> _THE TASK_:
Which lines hold the word "year"? Show each of them.

(Figure dataset records)
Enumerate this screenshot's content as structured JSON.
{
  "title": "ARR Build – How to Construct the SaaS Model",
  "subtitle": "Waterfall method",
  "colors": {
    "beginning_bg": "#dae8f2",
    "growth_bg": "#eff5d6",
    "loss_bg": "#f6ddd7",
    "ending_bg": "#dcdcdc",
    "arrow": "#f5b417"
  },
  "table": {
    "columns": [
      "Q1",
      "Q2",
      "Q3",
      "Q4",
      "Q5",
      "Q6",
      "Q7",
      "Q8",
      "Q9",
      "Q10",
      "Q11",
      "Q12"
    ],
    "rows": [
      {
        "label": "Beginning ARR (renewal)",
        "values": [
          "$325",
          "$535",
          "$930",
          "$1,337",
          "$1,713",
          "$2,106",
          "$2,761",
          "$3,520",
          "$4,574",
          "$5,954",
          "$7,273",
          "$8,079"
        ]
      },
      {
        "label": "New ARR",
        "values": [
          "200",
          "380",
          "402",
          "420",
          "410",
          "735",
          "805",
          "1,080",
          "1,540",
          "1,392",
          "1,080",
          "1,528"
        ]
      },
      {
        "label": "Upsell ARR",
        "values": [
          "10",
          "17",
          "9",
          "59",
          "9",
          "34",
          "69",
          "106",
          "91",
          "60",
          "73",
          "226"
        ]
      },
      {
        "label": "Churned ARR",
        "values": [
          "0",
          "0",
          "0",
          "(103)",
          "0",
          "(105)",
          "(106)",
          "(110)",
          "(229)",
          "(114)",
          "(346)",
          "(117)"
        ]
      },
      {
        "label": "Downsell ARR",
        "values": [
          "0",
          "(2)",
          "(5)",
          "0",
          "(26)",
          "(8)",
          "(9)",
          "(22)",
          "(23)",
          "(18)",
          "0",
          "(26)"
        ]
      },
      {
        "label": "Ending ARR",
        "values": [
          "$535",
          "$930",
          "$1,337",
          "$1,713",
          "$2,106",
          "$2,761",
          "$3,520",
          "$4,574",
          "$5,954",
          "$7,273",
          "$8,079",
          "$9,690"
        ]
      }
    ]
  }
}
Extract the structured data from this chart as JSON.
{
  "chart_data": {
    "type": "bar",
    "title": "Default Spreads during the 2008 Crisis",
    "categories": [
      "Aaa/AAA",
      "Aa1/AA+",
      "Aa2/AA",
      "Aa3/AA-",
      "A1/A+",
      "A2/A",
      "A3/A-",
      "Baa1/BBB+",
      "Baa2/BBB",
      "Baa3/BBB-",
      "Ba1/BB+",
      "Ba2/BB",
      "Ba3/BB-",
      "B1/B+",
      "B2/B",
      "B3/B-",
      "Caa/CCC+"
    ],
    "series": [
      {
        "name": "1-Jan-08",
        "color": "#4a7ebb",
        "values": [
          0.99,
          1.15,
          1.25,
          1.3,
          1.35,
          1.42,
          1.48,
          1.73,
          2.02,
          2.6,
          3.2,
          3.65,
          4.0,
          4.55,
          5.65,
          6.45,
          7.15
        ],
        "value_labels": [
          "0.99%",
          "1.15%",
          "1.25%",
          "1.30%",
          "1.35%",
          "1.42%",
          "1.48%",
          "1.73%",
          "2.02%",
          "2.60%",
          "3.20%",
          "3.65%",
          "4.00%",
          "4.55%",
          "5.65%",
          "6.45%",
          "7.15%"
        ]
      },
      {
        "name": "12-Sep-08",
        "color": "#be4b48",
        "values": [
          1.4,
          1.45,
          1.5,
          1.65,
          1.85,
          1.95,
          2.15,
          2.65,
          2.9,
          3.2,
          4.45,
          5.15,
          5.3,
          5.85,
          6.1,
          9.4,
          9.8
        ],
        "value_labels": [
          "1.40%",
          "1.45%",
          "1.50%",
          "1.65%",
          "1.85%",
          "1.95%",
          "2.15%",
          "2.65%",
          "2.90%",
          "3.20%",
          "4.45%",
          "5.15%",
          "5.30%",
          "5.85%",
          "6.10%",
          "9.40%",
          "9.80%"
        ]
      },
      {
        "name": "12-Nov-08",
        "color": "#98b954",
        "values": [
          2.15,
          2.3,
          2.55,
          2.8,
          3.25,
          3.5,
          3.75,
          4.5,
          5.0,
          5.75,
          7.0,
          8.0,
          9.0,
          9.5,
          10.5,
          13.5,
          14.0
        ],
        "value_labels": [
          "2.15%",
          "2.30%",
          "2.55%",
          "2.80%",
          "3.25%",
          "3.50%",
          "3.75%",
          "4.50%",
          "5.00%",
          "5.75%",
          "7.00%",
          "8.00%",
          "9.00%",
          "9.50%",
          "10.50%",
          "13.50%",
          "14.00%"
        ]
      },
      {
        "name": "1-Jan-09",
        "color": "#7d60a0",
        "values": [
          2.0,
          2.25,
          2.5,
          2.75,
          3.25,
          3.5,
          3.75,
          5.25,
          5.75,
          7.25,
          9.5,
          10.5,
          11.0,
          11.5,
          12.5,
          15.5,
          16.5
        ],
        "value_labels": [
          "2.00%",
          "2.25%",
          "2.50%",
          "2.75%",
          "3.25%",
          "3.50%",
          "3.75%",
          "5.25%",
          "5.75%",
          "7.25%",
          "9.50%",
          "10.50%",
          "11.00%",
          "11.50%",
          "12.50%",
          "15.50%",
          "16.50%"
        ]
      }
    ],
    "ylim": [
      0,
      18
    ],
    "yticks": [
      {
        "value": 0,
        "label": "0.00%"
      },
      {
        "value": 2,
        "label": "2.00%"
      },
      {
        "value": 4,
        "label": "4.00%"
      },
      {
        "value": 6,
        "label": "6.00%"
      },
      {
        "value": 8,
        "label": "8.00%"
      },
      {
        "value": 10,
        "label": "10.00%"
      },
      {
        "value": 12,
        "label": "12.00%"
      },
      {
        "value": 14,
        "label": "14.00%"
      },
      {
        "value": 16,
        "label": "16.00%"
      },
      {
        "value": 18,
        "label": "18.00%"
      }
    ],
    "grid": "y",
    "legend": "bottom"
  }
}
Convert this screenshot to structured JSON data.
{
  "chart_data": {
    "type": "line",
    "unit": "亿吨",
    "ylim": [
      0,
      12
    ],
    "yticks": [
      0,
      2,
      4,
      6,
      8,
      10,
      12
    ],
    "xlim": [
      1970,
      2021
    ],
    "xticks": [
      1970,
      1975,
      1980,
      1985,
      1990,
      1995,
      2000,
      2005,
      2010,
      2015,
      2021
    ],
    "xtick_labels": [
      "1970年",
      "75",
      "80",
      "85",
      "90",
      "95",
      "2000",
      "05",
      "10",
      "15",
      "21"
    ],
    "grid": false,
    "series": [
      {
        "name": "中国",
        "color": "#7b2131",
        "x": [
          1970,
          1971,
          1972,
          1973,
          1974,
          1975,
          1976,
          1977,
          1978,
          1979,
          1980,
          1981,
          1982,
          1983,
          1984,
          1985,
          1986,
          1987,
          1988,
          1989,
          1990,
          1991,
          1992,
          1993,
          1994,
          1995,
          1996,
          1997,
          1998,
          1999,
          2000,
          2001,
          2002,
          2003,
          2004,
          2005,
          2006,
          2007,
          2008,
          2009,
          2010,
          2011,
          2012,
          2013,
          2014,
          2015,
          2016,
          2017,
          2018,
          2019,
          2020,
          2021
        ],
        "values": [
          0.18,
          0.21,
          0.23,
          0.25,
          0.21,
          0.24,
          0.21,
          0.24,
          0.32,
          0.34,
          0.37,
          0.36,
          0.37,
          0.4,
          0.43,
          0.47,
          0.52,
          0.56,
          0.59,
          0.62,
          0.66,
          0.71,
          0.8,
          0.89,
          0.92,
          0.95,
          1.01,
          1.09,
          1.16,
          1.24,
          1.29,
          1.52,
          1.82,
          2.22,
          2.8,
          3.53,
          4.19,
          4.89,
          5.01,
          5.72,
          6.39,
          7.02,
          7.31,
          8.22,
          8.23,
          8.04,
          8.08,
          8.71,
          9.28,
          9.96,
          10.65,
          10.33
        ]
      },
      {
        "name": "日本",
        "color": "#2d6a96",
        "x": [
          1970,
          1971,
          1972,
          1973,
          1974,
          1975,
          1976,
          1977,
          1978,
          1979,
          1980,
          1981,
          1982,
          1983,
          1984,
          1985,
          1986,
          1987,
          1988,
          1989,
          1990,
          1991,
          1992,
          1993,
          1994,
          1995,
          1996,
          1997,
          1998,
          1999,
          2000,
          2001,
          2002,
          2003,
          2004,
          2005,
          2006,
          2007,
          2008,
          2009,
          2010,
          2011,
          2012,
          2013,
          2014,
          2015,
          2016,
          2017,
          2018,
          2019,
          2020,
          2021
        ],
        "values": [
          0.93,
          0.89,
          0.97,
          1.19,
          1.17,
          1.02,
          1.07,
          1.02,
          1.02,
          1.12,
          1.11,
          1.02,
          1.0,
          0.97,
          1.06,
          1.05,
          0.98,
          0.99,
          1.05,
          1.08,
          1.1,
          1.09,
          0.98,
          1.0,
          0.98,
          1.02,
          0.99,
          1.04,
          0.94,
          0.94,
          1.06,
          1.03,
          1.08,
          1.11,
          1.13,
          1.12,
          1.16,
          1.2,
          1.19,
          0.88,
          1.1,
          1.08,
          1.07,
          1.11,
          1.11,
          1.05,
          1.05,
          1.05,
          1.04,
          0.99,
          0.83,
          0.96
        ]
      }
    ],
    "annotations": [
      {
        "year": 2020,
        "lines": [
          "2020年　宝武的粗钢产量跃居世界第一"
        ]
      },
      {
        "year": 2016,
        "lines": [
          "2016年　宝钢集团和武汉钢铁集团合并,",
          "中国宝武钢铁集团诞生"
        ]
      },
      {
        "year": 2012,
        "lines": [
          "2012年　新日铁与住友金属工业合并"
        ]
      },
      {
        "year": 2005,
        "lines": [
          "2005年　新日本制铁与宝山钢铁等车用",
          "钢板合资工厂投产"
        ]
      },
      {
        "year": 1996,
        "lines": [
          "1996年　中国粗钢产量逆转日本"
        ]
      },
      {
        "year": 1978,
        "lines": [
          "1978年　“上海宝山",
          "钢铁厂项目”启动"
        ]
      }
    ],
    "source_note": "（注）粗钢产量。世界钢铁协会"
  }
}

> _EXPECTED OUTPUT_:
        "year": 2020,
        "year": 2016,
        "year": 2012,
        "year": 2005,
        "year": 1996,
        "year": 1978,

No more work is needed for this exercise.